**What to work on:** In the material below, find each line holding the string "this" and copy it.

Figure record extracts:
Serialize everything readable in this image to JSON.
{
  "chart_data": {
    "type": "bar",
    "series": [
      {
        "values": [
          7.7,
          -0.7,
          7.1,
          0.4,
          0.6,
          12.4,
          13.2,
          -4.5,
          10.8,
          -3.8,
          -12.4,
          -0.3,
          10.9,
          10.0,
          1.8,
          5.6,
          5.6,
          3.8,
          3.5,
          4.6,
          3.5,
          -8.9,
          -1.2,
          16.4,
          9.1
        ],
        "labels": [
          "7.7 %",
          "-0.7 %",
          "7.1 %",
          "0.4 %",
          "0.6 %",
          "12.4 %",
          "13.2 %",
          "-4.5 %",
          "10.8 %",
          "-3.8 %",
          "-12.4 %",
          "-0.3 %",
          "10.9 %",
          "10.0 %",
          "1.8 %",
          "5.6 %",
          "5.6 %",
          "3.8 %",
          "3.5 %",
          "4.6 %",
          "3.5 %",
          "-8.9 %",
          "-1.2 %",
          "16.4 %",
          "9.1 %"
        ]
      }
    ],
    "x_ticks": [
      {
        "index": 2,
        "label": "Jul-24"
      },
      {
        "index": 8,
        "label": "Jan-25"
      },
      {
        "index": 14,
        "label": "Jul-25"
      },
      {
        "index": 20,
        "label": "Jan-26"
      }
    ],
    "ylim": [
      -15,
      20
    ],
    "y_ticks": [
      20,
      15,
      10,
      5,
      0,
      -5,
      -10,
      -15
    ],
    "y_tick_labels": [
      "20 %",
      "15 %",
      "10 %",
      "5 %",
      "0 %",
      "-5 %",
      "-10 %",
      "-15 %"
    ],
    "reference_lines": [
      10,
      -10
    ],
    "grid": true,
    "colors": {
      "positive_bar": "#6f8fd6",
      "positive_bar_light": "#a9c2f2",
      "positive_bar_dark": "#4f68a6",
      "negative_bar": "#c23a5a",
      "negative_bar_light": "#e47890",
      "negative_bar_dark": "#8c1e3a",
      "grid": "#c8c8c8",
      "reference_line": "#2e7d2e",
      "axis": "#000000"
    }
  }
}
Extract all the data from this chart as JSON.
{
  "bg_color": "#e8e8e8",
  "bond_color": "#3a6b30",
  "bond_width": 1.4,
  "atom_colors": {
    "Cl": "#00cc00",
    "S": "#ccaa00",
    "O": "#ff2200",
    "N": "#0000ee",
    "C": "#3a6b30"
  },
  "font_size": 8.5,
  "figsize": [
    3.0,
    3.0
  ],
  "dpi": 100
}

**Task solution:**
Serialize everything readable in this image to JSON.
Extract all the data from this chart as JSON.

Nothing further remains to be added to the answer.